- **STATED GOAL**:
In your copy, leave out the pictures; write out all the data exactly.

- - - -

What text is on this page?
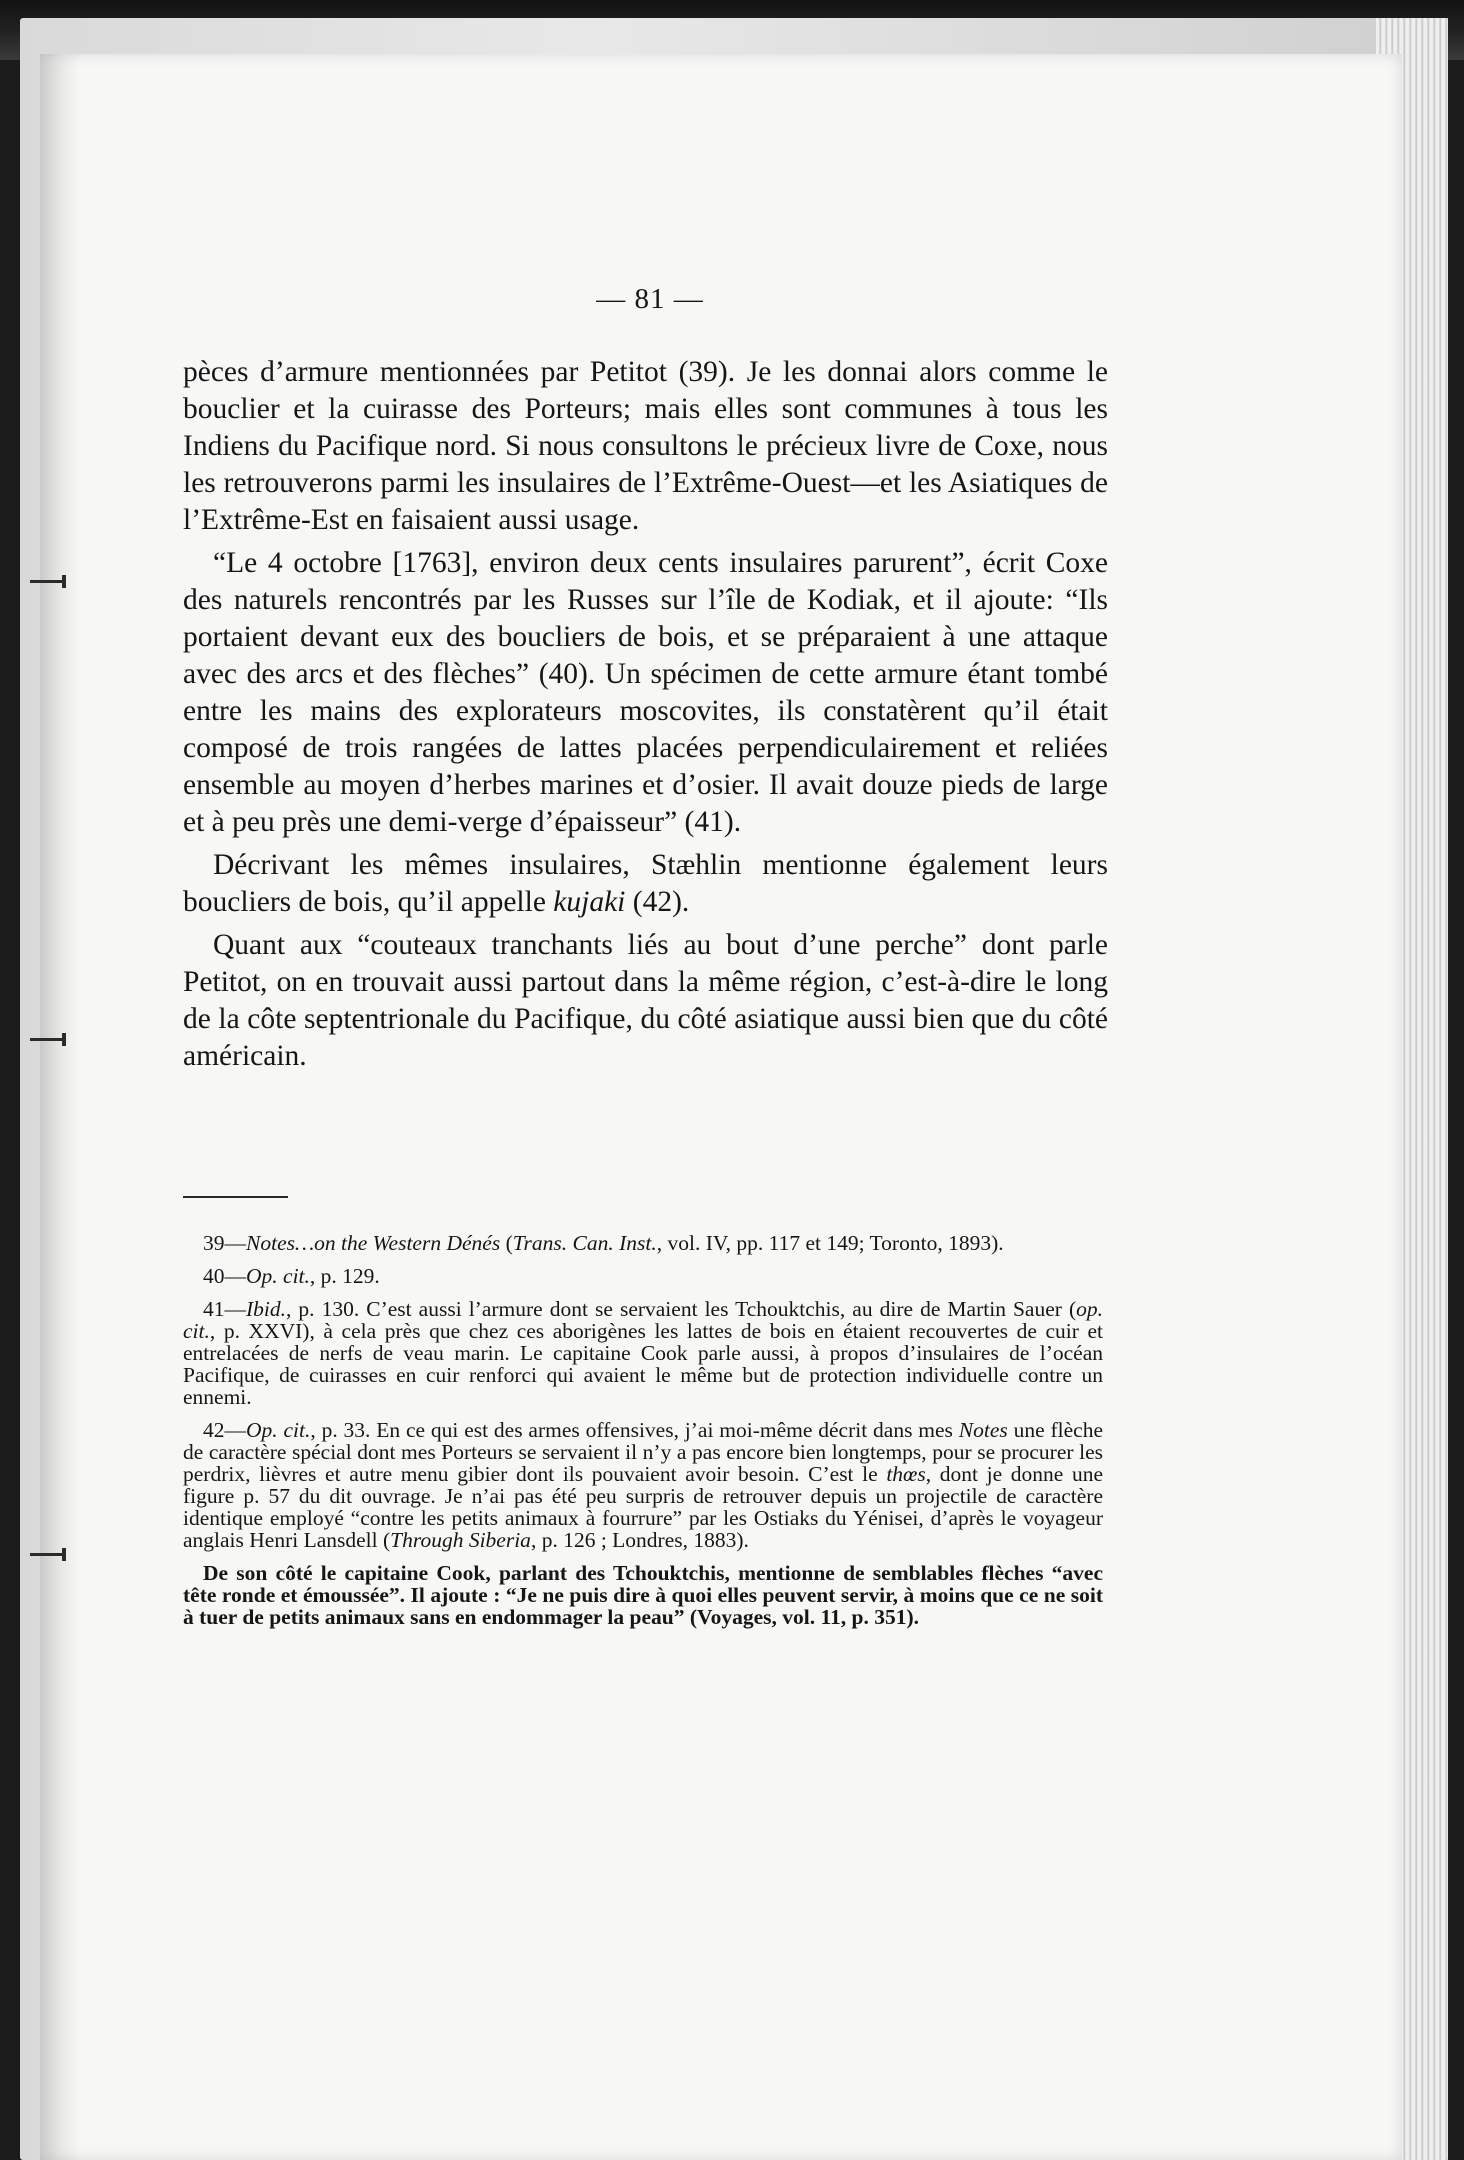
— 81 —

pèces d’armure mentionnées par Petitot (39). Je les donnai alors comme le bouclier et la cuirasse des Porteurs; mais elles sont communes à tous les Indiens du Pacifique nord. Si nous consultons le précieux livre de Coxe, nous les retrouverons parmi les insulaires de l’Extrême-Ouest—et les Asiatiques de l’Extrême-Est en faisaient aussi usage.

“Le 4 octobre [1763], environ deux cents insulaires parurent”, écrit Coxe des naturels rencontrés par les Russes sur l’île de Kodiak, et il ajoute: “Ils portaient devant eux des boucliers de bois, et se préparaient à une attaque avec des arcs et des flèches” (40). Un spécimen de cette armure étant tombé entre les mains des explorateurs moscovites, ils constatèrent qu’il était composé de trois rangées de lattes placées perpendiculairement et reliées ensemble au moyen d’herbes marines et d’osier. Il avait douze pieds de large et à peu près une demi-verge d’épaisseur” (41).

Décrivant les mêmes insulaires, Stæhlin mentionne également leurs boucliers de bois, qu’il appelle kujaki (42).

Quant aux “couteaux tranchants liés au bout d’une perche” dont parle Petitot, on en trouvait aussi partout dans la même région, c’est-à-dire le long de la côte septentrionale du Pacifique, du côté asiatique aussi bien que du côté américain.

39—Notes…on the Western Dénés (Trans. Can. Inst., vol. IV, pp. 117 et 149; Toronto, 1893).

40—Op. cit., p. 129.

41—Ibid., p. 130. C’est aussi l’armure dont se servaient les Tchouktchis, au dire de Martin Sauer (op. cit., p. XXVI), à cela près que chez ces aborigènes les lattes de bois en étaient recouvertes de cuir et entrelacées de nerfs de veau marin. Le capitaine Cook parle aussi, à propos d’insulaires de l’océan Pacifique, de cuirasses en cuir renforci qui avaient le même but de protection individuelle contre un ennemi.

42—Op. cit., p. 33. En ce qui est des armes offensives, j’ai moi-même décrit dans mes Notes une flèche de caractère spécial dont mes Porteurs se servaient il n’y a pas encore bien longtemps, pour se procurer les perdrix, lièvres et autre menu gibier dont ils pouvaient avoir besoin. C’est le thœs, dont je donne une figure p. 57 du dit ouvrage. Je n’ai pas été peu surpris de retrouver depuis un projectile de caractère identique employé “contre les petits animaux à fourrure” par les Ostiaks du Yénisei, d’après le voyageur anglais Henri Lansdell (Through Siberia, p. 126 ; Londres, 1883).

De son côté le capitaine Cook, parlant des Tchouktchis, mentionne de semblables flèches “avec tête ronde et émoussée”. Il ajoute : “Je ne puis dire à quoi elles peuvent servir, à moins que ce ne soit à tuer de petits animaux sans en endommager la peau” (Voyages, vol. 11, p. 351).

- - - -

- **ANSWER TO THE PROBLEM**:
What text is on this page?
— 81 —

pèces d’armure mentionnées par Petitot (39). Je les donnai alors comme le bouclier et la cuirasse des Porteurs; mais elles sont communes à tous les Indiens du Pacifique nord. Si nous consultons le précieux livre de Coxe, nous les retrouverons parmi les insulaires de l’Extrême-Ouest—et les Asiatiques de l’Extrême-Est en faisaient aussi usage.

“Le 4 octobre [1763], environ deux cents insulaires parurent”, écrit Coxe des naturels rencontrés par les Russes sur l’île de Kodiak, et il ajoute: “Ils portaient devant eux des boucliers de bois, et se préparaient à une attaque avec des arcs et des flèches” (40). Un spécimen de cette armure étant tombé entre les mains des explorateurs moscovites, ils constatèrent qu’il était composé de trois rangées de lattes placées perpendiculairement et reliées ensemble au moyen d’herbes marines et d’osier. Il avait douze pieds de large et à peu près une demi-verge d’épaisseur” (41).

Décrivant les mêmes insulaires, Stæhlin mentionne également leurs boucliers de bois, qu’il appelle kujaki (42).

Quant aux “couteaux tranchants liés au bout d’une perche” dont parle Petitot, on en trouvait aussi partout dans la même région, c’est-à-dire le long de la côte septentrionale du Pacifique, du côté asiatique aussi bien que du côté américain.

39—Notes…on the Western Dénés (Trans. Can. Inst., vol. IV, pp. 117 et 149; Toronto, 1893).

40—Op. cit., p. 129.

41—Ibid., p. 130. C’est aussi l’armure dont se servaient les Tchouktchis, au dire de Martin Sauer (op. cit., p. XXVI), à cela près que chez ces aborigènes les lattes de bois en étaient recouvertes de cuir et entrelacées de nerfs de veau marin. Le capitaine Cook parle aussi, à propos d’insulaires de l’océan Pacifique, de cuirasses en cuir renforci qui avaient le même but de protection individuelle contre un ennemi.

42—Op. cit., p. 33. En ce qui est des armes offensives, j’ai moi-même décrit dans mes Notes une flèche de caractère spécial dont mes Porteurs se servaient il n’y a pas encore bien longtemps, pour se procurer les perdrix, lièvres et autre menu gibier dont ils pouvaient avoir besoin. C’est le thœs, dont je donne une figure p. 57 du dit ouvrage. Je n’ai pas été peu surpris de retrouver depuis un projectile de caractère identique employé “contre les petits animaux à fourrure” par les Ostiaks du Yénisei, d’après le voyageur anglais Henri Lansdell (Through Siberia, p. 126 ; Londres, 1883).

De son côté le capitaine Cook, parlant des Tchouktchis, mentionne de semblables flèches “avec tête ronde et émoussée”. Il ajoute : “Je ne puis dire à quoi elles peuvent servir, à moins que ce ne soit à tuer de petits animaux sans en endommager la peau” (Voyages, vol. 11, p. 351).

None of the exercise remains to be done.